▶ **Exercise**: Every entry here needs to be repeated exactly.

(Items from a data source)
-- start --
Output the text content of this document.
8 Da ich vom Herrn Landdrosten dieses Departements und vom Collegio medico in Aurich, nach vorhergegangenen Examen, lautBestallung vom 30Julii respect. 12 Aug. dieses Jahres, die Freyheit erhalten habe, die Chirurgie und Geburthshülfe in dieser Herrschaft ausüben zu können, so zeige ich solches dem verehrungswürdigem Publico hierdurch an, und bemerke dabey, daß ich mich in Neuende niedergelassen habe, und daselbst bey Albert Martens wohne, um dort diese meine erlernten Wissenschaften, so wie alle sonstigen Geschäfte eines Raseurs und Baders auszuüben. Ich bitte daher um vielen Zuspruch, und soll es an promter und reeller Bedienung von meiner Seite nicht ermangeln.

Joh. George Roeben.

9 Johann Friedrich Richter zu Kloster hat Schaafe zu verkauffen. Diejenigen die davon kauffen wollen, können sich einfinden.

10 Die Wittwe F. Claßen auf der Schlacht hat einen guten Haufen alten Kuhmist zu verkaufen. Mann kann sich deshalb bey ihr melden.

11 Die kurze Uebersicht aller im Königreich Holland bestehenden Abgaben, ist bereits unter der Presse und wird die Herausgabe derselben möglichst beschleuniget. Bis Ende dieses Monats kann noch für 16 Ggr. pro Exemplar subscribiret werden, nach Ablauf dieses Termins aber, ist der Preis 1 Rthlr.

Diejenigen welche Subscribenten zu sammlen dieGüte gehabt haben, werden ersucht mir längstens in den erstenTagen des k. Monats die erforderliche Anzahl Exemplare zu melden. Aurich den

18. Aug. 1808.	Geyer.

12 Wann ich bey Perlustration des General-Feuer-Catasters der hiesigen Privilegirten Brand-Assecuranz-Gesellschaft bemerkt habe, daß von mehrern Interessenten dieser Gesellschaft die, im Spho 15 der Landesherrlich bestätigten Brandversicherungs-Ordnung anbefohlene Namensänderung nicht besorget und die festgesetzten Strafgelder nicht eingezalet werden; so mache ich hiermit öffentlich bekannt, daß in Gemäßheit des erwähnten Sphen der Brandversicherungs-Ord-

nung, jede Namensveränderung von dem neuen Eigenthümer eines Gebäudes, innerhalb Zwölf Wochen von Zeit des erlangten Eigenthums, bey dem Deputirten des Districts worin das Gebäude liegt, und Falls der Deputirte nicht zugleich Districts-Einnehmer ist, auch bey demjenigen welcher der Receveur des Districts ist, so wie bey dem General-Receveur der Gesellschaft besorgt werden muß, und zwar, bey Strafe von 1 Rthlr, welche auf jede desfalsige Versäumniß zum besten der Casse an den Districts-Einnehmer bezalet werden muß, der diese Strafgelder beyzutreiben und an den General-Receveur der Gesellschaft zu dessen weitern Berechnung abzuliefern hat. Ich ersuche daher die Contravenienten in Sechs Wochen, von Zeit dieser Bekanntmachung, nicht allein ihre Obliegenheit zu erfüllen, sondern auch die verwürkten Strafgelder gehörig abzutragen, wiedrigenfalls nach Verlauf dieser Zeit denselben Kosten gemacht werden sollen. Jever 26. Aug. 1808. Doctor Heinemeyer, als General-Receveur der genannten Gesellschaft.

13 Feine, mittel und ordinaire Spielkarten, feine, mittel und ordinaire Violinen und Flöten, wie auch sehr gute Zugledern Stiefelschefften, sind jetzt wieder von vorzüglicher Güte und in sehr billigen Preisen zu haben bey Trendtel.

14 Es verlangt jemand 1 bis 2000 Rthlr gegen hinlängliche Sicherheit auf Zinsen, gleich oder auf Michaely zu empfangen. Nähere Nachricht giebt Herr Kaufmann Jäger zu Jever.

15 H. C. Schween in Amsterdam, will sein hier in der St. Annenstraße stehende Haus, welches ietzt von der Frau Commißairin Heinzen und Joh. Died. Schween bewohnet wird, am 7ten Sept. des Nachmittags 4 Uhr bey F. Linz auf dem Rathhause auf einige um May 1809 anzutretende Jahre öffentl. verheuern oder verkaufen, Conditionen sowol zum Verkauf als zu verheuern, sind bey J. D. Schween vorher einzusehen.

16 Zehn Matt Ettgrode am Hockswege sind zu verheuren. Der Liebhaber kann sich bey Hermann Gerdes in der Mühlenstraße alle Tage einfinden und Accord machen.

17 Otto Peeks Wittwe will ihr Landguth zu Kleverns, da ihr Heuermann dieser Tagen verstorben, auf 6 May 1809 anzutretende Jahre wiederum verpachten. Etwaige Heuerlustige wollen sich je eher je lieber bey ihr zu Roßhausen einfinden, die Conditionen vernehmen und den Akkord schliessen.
-- end --
▶ **Exercise result**:
Output the text content of this document.
8 Da ich vom Herrn Landdrosten dieses Departements und vom Collegio medico in Aurich, nach vorhergegangenen Examen, lautBestallung vom 30Julii respect. 12 Aug. dieses Jahres, die Freyheit erhalten habe, die Chirurgie und Geburthshülfe in dieser Herrschaft ausüben zu können, so zeige ich solches dem verehrungswürdigem Publico hierdurch an, und bemerke dabey, daß ich mich in Neuende niedergelassen habe, und daselbst bey Albert Martens wohne, um dort diese meine erlernten Wissenschaften, so wie alle sonstigen Geschäfte eines Raseurs und Baders auszuüben. Ich bitte daher um vielen Zuspruch, und soll es an promter und reeller Bedienung von meiner Seite nicht ermangeln.

Joh. George Roeben.

9 Johann Friedrich Richter zu Kloster hat Schaafe zu verkauffen. Diejenigen die davon kauffen wollen, können sich einfinden.

10 Die Wittwe F. Claßen auf der Schlacht hat einen guten Haufen alten Kuhmist zu verkaufen. Mann kann sich deshalb bey ihr melden.

11 Die kurze Uebersicht aller im Königreich Holland bestehenden Abgaben, ist bereits unter der Presse und wird die Herausgabe derselben möglichst beschleuniget. Bis Ende dieses Monats kann noch für 16 Ggr. pro Exemplar subscribiret werden, nach Ablauf dieses Termins aber, ist der Preis 1 Rthlr.

Diejenigen welche Subscribenten zu sammlen dieGüte gehabt haben, werden ersucht mir längstens in den erstenTagen des k. Monats die erforderliche Anzahl Exemplare zu melden. Aurich den

18. Aug. 1808.	Geyer.

12 Wann ich bey Perlustration des General-Feuer-Catasters der hiesigen Privilegirten Brand-Assecuranz-Gesellschaft bemerkt habe, daß von mehrern Interessenten dieser Gesellschaft die, im Spho 15 der Landesherrlich bestätigten Brandversicherungs-Ordnung anbefohlene Namensänderung nicht besorget und die festgesetzten Strafgelder nicht eingezalet werden; so mache ich hiermit öffentlich bekannt, daß in Gemäßheit des erwähnten Sphen der Brandversicherungs-Ord-

nung, jede Namensveränderung von dem neuen Eigenthümer eines Gebäudes, innerhalb Zwölf Wochen von Zeit des erlangten Eigenthums, bey dem Deputirten des Districts worin das Gebäude liegt, und Falls der Deputirte nicht zugleich Districts-Einnehmer ist, auch bey demjenigen welcher der Receveur des Districts ist, so wie bey dem General-Receveur der Gesellschaft besorgt werden muß, und zwar, bey Strafe von 1 Rthlr, welche auf jede desfalsige Versäumniß zum besten der Casse an den Districts-Einnehmer bezalet werden muß, der diese Strafgelder beyzutreiben und an den General-Receveur der Gesellschaft zu dessen weitern Berechnung abzuliefern hat. Ich ersuche daher die Contravenienten in Sechs Wochen, von Zeit dieser Bekanntmachung, nicht allein ihre Obliegenheit zu erfüllen, sondern auch die verwürkten Strafgelder gehörig abzutragen, wiedrigenfalls nach Verlauf dieser Zeit denselben Kosten gemacht werden sollen. Jever 26. Aug. 1808. Doctor Heinemeyer, als General-Receveur der genannten Gesellschaft.

13 Feine, mittel und ordinaire Spielkarten, feine, mittel und ordinaire Violinen und Flöten, wie auch sehr gute Zugledern Stiefelschefften, sind jetzt wieder von vorzüglicher Güte und in sehr billigen Preisen zu haben bey Trendtel.

14 Es verlangt jemand 1 bis 2000 Rthlr gegen hinlängliche Sicherheit auf Zinsen, gleich oder auf Michaely zu empfangen. Nähere Nachricht giebt Herr Kaufmann Jäger zu Jever.

15 H. C. Schween in Amsterdam, will sein hier in der St. Annenstraße stehende Haus, welches ietzt von der Frau Commißairin Heinzen und Joh. Died. Schween bewohnet wird, am 7ten Sept. des Nachmittags 4 Uhr bey F. Linz auf dem Rathhause auf einige um May 1809 anzutretende Jahre öffentl. verheuern oder verkaufen, Conditionen sowol zum Verkauf als zu verheuern, sind bey J. D. Schween vorher einzusehen.

16 Zehn Matt Ettgrode am Hockswege sind zu verheuren. Der Liebhaber kann sich bey Hermann Gerdes in der Mühlenstraße alle Tage einfinden und Accord machen.

17 Otto Peeks Wittwe will ihr Landguth zu Kleverns, da ihr Heuermann dieser Tagen verstorben, auf 6 May 1809 anzutretende Jahre wiederum verpachten. Etwaige Heuerlustige wollen sich je eher je lieber bey ihr zu Roßhausen einfinden, die Conditionen vernehmen und den Akkord schliessen.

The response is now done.